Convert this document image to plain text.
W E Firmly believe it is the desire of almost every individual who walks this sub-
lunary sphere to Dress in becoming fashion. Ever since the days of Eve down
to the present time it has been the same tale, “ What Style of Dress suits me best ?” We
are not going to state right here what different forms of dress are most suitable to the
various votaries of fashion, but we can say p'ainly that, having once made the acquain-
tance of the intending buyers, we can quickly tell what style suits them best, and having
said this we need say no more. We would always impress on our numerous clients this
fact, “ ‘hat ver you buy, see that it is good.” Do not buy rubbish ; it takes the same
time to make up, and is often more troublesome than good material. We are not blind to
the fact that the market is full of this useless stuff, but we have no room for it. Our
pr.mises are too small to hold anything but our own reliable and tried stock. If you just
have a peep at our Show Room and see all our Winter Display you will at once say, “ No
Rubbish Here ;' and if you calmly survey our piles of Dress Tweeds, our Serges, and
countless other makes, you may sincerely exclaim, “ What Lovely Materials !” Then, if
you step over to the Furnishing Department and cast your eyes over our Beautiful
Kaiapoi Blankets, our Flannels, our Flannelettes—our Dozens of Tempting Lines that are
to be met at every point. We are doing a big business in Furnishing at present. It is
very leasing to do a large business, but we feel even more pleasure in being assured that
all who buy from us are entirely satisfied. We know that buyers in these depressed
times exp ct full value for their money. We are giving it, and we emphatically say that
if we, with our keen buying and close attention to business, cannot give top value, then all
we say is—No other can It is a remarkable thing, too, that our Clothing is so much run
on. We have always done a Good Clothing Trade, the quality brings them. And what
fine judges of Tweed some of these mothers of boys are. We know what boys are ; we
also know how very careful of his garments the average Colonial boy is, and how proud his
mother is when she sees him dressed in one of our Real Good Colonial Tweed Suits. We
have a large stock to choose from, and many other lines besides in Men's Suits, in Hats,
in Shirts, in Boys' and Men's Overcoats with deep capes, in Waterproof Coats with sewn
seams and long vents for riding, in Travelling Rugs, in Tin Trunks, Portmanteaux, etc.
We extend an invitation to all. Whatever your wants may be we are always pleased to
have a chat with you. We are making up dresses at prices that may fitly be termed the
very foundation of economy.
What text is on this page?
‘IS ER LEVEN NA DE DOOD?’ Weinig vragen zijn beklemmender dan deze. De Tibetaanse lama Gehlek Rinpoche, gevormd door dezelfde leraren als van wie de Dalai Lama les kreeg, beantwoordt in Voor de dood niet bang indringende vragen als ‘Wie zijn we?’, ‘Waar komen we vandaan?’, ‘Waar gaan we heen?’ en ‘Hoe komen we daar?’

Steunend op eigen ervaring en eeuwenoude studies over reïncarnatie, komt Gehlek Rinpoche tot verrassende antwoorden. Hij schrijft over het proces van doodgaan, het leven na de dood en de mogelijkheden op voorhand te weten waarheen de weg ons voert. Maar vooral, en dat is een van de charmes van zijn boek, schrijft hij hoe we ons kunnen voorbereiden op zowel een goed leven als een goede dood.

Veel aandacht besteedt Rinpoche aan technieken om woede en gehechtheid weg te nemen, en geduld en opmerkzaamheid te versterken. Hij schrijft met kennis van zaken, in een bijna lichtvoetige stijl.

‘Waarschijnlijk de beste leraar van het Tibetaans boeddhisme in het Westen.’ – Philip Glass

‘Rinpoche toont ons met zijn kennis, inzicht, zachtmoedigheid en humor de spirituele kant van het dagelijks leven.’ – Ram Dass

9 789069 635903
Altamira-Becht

## GIVEN TASK
Pick out and copy the lines of the entries that hold the string "business".

## WORKED ANSWER
to be met at every point. We are doing a big business in Furnishing at present. It is
very leasing to do a large business, but we feel even more pleasure in being assured that
if we, with our keen buying and close attention to business, cannot give top value, then all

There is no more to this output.